> The task
Select the lines below containing the word "ylabel".

> Dataset listings of figures
# # #
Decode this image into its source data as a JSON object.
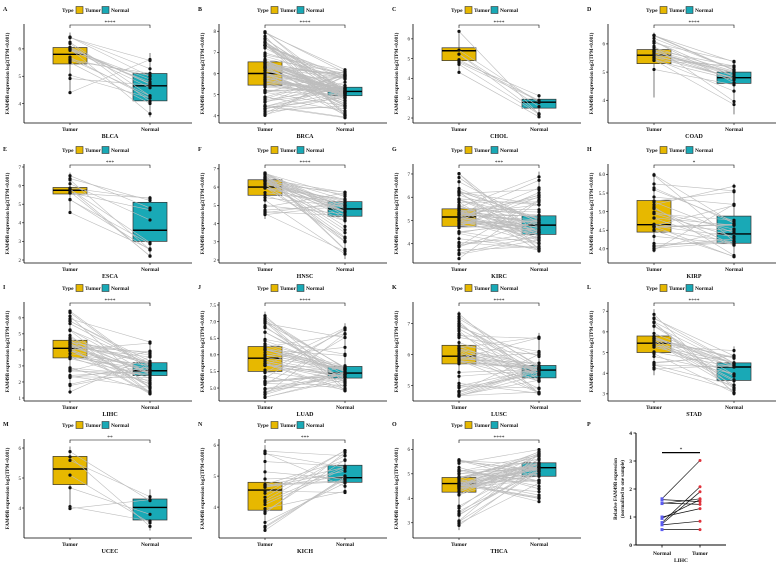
{
  "colors": {
    "tumor": "#E7B800",
    "normal": "#19A9B6",
    "pair_line": "#BDBDBD",
    "point": "#111111",
    "p_normal_point": "#5B5BF0",
    "p_tumor_point": "#E0303A"
  },
  "legend": {
    "title": "Type",
    "tumor": "Tumor",
    "normal": "Normal"
  },
  "ylabel": "FAM49B expression log2(TPM+0.001)",
  "group_labels": [
    "Tumor",
    "Normal"
  ],
  "chart_data": [
    {
      "type": "box",
      "letter": "A",
      "dataset": "BLCA",
      "sig": "****",
      "ylim": [
        3.4,
        6.8
      ],
      "yticks": [
        4,
        5,
        6
      ],
      "n": 19,
      "tumor": {
        "min": 4.4,
        "q1": 5.45,
        "median": 5.8,
        "q3": 6.05,
        "max": 6.6
      },
      "normal": {
        "min": 3.5,
        "q1": 4.1,
        "median": 4.65,
        "q3": 5.1,
        "max": 5.85
      }
    },
    {
      "type": "box",
      "letter": "B",
      "dataset": "BRCA",
      "sig": "****",
      "ylim": [
        3.8,
        8.2
      ],
      "yticks": [
        4,
        5,
        6,
        7,
        8
      ],
      "n": 100,
      "tumor": {
        "min": 4.0,
        "q1": 5.45,
        "median": 6.0,
        "q3": 6.55,
        "max": 8.0
      },
      "normal": {
        "min": 3.9,
        "q1": 4.95,
        "median": 5.15,
        "q3": 5.35,
        "max": 6.2
      }
    },
    {
      "type": "box",
      "letter": "C",
      "dataset": "CHOL",
      "sig": "****",
      "ylim": [
        1.9,
        6.6
      ],
      "yticks": [
        2,
        3,
        4,
        5,
        6
      ],
      "n": 9,
      "tumor": {
        "min": 4.3,
        "q1": 4.9,
        "median": 5.4,
        "q3": 5.55,
        "max": 6.4
      },
      "normal": {
        "min": 2.05,
        "q1": 2.5,
        "median": 2.8,
        "q3": 2.95,
        "max": 3.2
      }
    },
    {
      "type": "box",
      "letter": "D",
      "dataset": "COAD",
      "sig": "****",
      "ylim": [
        3.3,
        6.6
      ],
      "yticks": [
        4,
        5,
        6
      ],
      "n": 25,
      "tumor": {
        "min": 4.1,
        "q1": 5.3,
        "median": 5.6,
        "q3": 5.8,
        "max": 6.4
      },
      "normal": {
        "min": 3.5,
        "q1": 4.6,
        "median": 4.8,
        "q3": 5.0,
        "max": 5.4
      }
    },
    {
      "type": "box",
      "letter": "E",
      "dataset": "ESCA",
      "sig": "***",
      "ylim": [
        2,
        7
      ],
      "yticks": [
        2,
        3,
        4,
        5,
        6,
        7
      ],
      "n": 13,
      "tumor": {
        "min": 4.55,
        "q1": 5.55,
        "median": 5.75,
        "q3": 5.9,
        "max": 6.7
      },
      "normal": {
        "min": 2.15,
        "q1": 3.0,
        "median": 3.6,
        "q3": 5.1,
        "max": 5.45
      }
    },
    {
      "type": "box",
      "letter": "F",
      "dataset": "HNSC",
      "sig": "****",
      "ylim": [
        2,
        7.1
      ],
      "yticks": [
        2,
        3,
        4,
        5,
        6,
        7
      ],
      "n": 43,
      "tumor": {
        "min": 4.25,
        "q1": 5.55,
        "median": 6.0,
        "q3": 6.4,
        "max": 6.85
      },
      "normal": {
        "min": 2.05,
        "q1": 4.4,
        "median": 4.8,
        "q3": 5.2,
        "max": 5.8
      }
    },
    {
      "type": "box",
      "letter": "G",
      "dataset": "KIRC",
      "sig": "***",
      "ylim": [
        3.3,
        7.3
      ],
      "yticks": [
        4,
        5,
        6,
        7
      ],
      "n": 72,
      "tumor": {
        "min": 3.35,
        "q1": 4.75,
        "median": 5.15,
        "q3": 5.5,
        "max": 7.05
      },
      "normal": {
        "min": 3.65,
        "q1": 4.4,
        "median": 4.8,
        "q3": 5.2,
        "max": 7.1
      }
    },
    {
      "type": "box",
      "letter": "H",
      "dataset": "KIRP",
      "sig": "*",
      "ylim": [
        3.7,
        6.2
      ],
      "yticks": [
        4.0,
        4.5,
        5.0,
        5.5,
        6.0
      ],
      "n": 32,
      "tumor": {
        "min": 3.9,
        "q1": 4.45,
        "median": 4.65,
        "q3": 5.3,
        "max": 6.05
      },
      "normal": {
        "min": 3.75,
        "q1": 4.15,
        "median": 4.4,
        "q3": 4.88,
        "max": 5.75
      }
    },
    {
      "type": "box",
      "letter": "I",
      "dataset": "LIHC",
      "sig": "****",
      "ylim": [
        1,
        6.8
      ],
      "yticks": [
        1,
        2,
        3,
        4,
        5,
        6
      ],
      "n": 50,
      "tumor": {
        "min": 1.25,
        "q1": 3.5,
        "median": 4.1,
        "q3": 4.6,
        "max": 6.45
      },
      "normal": {
        "min": 1.25,
        "q1": 2.4,
        "median": 2.7,
        "q3": 3.2,
        "max": 4.5
      }
    },
    {
      "type": "box",
      "letter": "J",
      "dataset": "LUAD",
      "sig": "****",
      "ylim": [
        4.7,
        7.5
      ],
      "yticks": [
        5.0,
        5.5,
        6.0,
        6.5,
        7.0,
        7.5
      ],
      "n": 58,
      "tumor": {
        "min": 4.7,
        "q1": 5.5,
        "median": 5.9,
        "q3": 6.25,
        "max": 7.3
      },
      "normal": {
        "min": 4.9,
        "q1": 5.3,
        "median": 5.45,
        "q3": 5.65,
        "max": 6.95
      }
    },
    {
      "type": "box",
      "letter": "K",
      "dataset": "LUSC",
      "sig": "****",
      "ylim": [
        4.6,
        7.6
      ],
      "yticks": [
        5,
        6,
        7
      ],
      "n": 51,
      "tumor": {
        "min": 4.65,
        "q1": 5.7,
        "median": 5.95,
        "q3": 6.3,
        "max": 7.4
      },
      "normal": {
        "min": 4.7,
        "q1": 5.25,
        "median": 5.5,
        "q3": 5.65,
        "max": 6.7
      }
    },
    {
      "type": "box",
      "letter": "L",
      "dataset": "STAD",
      "sig": "****",
      "ylim": [
        2.8,
        7.3
      ],
      "yticks": [
        3,
        4,
        5,
        6,
        7
      ],
      "n": 32,
      "tumor": {
        "min": 3.9,
        "q1": 5.0,
        "median": 5.45,
        "q3": 5.8,
        "max": 7.1
      },
      "normal": {
        "min": 2.9,
        "q1": 3.65,
        "median": 4.3,
        "q3": 4.5,
        "max": 5.3
      }
    },
    {
      "type": "box",
      "letter": "M",
      "dataset": "UCEC",
      "sig": "**",
      "ylim": [
        3.1,
        6.2
      ],
      "yticks": [
        4,
        5,
        6
      ],
      "n": 7,
      "tumor": {
        "min": 3.98,
        "q1": 4.78,
        "median": 5.3,
        "q3": 5.72,
        "max": 6.05
      },
      "normal": {
        "min": 3.25,
        "q1": 3.6,
        "median": 4.02,
        "q3": 4.3,
        "max": 4.62
      }
    },
    {
      "type": "box",
      "letter": "N",
      "dataset": "KICH",
      "sig": "***",
      "ylim": [
        3.1,
        6.1
      ],
      "yticks": [
        4,
        5,
        6
      ],
      "n": 25,
      "tumor": {
        "min": 3.25,
        "q1": 3.9,
        "median": 4.55,
        "q3": 4.8,
        "max": 6.0
      },
      "normal": {
        "min": 4.45,
        "q1": 4.8,
        "median": 4.95,
        "q3": 5.35,
        "max": 5.85
      }
    },
    {
      "type": "box",
      "letter": "O",
      "dataset": "THCA",
      "sig": "****",
      "ylim": [
        2.5,
        6.3
      ],
      "yticks": [
        3,
        4,
        5,
        6
      ],
      "n": 59,
      "tumor": {
        "min": 2.7,
        "q1": 4.25,
        "median": 4.6,
        "q3": 4.85,
        "max": 5.6
      },
      "normal": {
        "min": 3.85,
        "q1": 4.9,
        "median": 5.25,
        "q3": 5.45,
        "max": 6.05
      }
    },
    {
      "type": "paired",
      "letter": "P",
      "dataset": "LIHC",
      "sig": "*",
      "ylabel": [
        "Relative FAM49B expression",
        "(normalized to one sample)"
      ],
      "ylim": [
        0,
        4
      ],
      "yticks": [
        0,
        1,
        2,
        3,
        4
      ],
      "categories": [
        "Normal",
        "Tumor"
      ],
      "pairs": [
        [
          1.65,
          3.02
        ],
        [
          1.62,
          1.55
        ],
        [
          1.5,
          1.45
        ],
        [
          1.48,
          1.65
        ],
        [
          1.0,
          1.3
        ],
        [
          0.95,
          1.62
        ],
        [
          0.8,
          2.08
        ],
        [
          0.75,
          1.9
        ],
        [
          0.72,
          0.85
        ],
        [
          0.55,
          0.55
        ]
      ]
    }
  ]
}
# # #
> Task response
  "ylabel": "FAM49B expression log2(TPM+0.001)",
      "ylabel": [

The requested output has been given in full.